● Entries shown:
▶

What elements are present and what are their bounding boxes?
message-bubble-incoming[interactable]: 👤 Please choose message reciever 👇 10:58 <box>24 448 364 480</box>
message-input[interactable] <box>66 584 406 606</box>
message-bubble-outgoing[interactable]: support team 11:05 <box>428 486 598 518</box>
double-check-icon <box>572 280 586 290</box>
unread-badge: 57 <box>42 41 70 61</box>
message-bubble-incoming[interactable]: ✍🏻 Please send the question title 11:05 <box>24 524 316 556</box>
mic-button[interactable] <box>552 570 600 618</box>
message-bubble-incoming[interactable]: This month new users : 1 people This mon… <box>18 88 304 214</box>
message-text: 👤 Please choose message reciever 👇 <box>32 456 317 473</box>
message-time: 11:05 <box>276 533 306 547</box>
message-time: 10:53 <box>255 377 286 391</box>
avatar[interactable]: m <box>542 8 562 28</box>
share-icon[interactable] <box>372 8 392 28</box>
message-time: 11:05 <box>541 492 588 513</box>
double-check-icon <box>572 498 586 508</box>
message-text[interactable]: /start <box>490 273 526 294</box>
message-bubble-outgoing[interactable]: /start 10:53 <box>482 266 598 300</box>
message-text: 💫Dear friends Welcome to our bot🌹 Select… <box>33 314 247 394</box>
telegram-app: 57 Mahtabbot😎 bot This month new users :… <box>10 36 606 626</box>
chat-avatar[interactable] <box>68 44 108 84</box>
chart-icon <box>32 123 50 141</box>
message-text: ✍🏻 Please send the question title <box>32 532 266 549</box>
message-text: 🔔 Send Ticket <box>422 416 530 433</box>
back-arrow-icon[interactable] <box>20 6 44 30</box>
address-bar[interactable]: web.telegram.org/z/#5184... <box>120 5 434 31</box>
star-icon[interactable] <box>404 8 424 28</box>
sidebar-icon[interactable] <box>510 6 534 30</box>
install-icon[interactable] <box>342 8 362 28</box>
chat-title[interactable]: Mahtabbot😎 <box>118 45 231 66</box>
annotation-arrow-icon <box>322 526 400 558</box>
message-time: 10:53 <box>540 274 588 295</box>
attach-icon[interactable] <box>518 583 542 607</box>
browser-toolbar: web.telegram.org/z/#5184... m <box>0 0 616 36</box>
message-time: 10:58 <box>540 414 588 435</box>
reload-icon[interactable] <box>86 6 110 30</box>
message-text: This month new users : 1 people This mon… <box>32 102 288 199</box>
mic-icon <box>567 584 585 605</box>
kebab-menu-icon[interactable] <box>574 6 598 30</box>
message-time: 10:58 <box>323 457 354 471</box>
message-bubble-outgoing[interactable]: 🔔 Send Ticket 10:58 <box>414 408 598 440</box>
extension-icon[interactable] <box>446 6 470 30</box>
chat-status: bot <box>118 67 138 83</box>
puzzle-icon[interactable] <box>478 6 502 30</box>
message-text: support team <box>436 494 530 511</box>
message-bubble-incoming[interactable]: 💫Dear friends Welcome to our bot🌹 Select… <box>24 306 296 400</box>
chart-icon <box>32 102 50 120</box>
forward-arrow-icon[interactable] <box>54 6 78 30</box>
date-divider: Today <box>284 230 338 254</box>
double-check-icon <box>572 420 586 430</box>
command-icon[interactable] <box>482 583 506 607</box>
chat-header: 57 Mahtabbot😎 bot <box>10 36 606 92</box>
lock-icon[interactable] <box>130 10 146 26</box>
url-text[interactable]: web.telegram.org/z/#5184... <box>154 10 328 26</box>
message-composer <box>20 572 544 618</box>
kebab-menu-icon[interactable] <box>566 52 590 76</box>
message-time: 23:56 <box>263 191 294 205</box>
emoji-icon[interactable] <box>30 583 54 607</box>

◀
▶

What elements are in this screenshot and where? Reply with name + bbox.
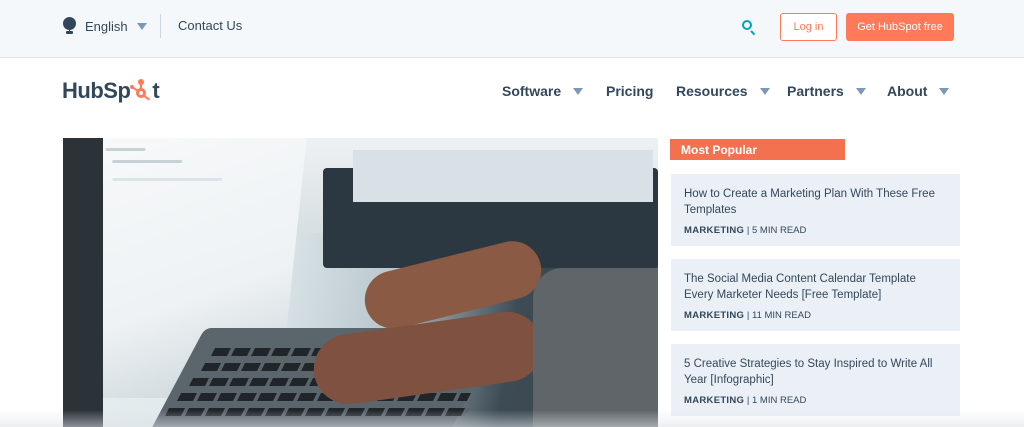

◀

Put the stretch of lines from the one containing "What elements are present" through the one containing "message-bubble-incoming[interactable]: This month" into a Markdown table with the columns Row and Text, numbering each row and skipping any blank lines.

| Row | Text |
|---|---|
| 1 | What elements are present and what are their bounding boxes? |
| 2 | message-bubble-incoming[interactable]: 👤 Please choose message reciever 👇 10:58 <box>24 448 364 480</box> |
| 3 | message-input[interactable] <box>66 584 406 606</box> |
| 4 | message-bubble-outgoing[interactable]: support team 11:05 <box>428 486 598 518</box> |
| 5 | double-check-icon <box>572 280 586 290</box> |
| 6 | unread-badge: 57 <box>42 41 70 61</box> |
| 7 | message-bubble-incoming[interactable]: ✍🏻 Please send the question title 11:05 <box>24 524 316 556</box> |
| 8 | mic-button[interactable] <box>552 570 600 618</box> |
| 9 | message-bubble-incoming[interactable]: This month new users : 1 people This mon… <box>18 88 304 214</box> |